§ THE PROBLEM
Scan the records for the string "hielt"; copy each line where it occurs.

§ INPUT DATA
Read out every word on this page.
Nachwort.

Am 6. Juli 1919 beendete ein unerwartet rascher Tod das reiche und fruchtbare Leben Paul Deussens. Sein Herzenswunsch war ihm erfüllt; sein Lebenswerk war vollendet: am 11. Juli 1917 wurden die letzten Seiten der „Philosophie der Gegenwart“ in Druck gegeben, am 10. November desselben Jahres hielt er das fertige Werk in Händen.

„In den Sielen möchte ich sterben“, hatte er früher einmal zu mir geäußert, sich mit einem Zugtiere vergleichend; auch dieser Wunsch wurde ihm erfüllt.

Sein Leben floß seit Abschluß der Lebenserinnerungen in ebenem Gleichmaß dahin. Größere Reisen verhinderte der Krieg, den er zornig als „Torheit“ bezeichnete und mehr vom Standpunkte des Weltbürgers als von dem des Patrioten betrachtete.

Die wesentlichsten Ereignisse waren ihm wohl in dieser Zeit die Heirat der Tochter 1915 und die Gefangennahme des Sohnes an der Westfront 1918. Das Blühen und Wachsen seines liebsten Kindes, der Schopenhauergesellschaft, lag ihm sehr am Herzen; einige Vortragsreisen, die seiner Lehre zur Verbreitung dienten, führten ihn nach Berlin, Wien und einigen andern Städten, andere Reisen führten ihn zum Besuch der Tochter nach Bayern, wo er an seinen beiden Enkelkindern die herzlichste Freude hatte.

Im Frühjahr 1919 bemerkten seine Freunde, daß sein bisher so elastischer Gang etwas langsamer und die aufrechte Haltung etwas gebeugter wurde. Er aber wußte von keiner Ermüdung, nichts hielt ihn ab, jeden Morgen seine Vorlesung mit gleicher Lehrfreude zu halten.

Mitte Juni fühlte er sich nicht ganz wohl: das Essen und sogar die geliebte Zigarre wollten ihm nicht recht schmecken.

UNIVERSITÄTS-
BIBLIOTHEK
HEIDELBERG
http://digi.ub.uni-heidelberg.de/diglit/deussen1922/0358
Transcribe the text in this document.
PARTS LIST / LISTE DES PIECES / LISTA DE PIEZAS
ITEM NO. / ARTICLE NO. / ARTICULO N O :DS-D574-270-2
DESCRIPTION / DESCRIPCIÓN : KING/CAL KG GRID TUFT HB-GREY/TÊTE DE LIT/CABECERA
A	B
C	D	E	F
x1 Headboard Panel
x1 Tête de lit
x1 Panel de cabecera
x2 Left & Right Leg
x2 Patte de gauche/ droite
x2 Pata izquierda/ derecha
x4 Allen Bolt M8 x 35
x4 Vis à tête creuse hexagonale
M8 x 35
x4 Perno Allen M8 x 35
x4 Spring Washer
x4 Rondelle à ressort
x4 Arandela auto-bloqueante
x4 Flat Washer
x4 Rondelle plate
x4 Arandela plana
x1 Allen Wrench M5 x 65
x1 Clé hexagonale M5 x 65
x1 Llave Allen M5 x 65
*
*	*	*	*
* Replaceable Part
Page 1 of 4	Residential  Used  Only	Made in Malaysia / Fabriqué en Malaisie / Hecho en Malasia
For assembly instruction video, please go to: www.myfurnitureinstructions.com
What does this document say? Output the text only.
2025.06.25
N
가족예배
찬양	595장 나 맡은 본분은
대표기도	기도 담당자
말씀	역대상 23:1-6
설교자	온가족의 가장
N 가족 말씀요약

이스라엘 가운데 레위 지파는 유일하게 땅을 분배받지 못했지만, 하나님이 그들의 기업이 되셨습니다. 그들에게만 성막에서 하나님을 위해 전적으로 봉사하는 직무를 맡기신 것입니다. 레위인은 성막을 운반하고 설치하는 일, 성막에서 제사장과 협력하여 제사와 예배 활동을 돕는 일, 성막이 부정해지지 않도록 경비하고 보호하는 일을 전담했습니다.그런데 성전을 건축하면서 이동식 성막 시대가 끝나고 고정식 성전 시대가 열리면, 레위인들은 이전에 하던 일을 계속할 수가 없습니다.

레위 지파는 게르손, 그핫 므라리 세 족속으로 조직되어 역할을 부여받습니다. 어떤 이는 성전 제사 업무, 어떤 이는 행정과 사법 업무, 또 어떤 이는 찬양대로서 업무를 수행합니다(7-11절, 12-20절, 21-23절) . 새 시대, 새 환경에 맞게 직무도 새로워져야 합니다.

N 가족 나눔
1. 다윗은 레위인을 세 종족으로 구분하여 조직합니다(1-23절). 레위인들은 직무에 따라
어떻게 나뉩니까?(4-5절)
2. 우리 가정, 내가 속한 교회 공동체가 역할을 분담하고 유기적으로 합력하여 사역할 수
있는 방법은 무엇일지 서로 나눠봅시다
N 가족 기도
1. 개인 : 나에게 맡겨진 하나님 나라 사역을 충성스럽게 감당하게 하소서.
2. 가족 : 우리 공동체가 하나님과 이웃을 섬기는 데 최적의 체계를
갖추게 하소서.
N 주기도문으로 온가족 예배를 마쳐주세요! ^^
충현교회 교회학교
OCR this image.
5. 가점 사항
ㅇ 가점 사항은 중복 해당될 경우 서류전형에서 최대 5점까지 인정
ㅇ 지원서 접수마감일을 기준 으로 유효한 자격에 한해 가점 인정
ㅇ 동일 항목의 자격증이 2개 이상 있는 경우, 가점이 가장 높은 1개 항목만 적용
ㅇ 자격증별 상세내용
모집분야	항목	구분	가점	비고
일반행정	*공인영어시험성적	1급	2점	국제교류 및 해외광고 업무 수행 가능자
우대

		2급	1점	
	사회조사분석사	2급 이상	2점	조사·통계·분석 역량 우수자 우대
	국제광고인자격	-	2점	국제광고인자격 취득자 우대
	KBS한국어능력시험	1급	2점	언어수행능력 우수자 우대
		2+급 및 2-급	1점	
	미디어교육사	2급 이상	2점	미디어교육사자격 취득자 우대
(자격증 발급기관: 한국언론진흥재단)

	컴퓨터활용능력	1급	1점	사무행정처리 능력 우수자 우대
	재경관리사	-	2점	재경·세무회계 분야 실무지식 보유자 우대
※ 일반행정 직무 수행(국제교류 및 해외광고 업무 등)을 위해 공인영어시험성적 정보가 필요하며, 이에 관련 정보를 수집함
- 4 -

§ WRITTEN SOLUTION
Am 6. Juli 1919 beendete ein unerwartet rascher Tod das reiche und fruchtbare Leben Paul Deussens. Sein Herzenswunsch war ihm erfüllt; sein Lebenswerk war vollendet: am 11. Juli 1917 wurden die letzten Seiten der „Philosophie der Gegenwart“ in Druck gegeben, am 10. November desselben Jahres hielt er das fertige Werk in Händen.
Im Frühjahr 1919 bemerkten seine Freunde, daß sein bisher so elastischer Gang etwas langsamer und die aufrechte Haltung etwas gebeugter wurde. Er aber wußte von keiner Ermüdung, nichts hielt ihn ab, jeden Morgen seine Vorlesung mit gleicher Lehrfreude zu halten.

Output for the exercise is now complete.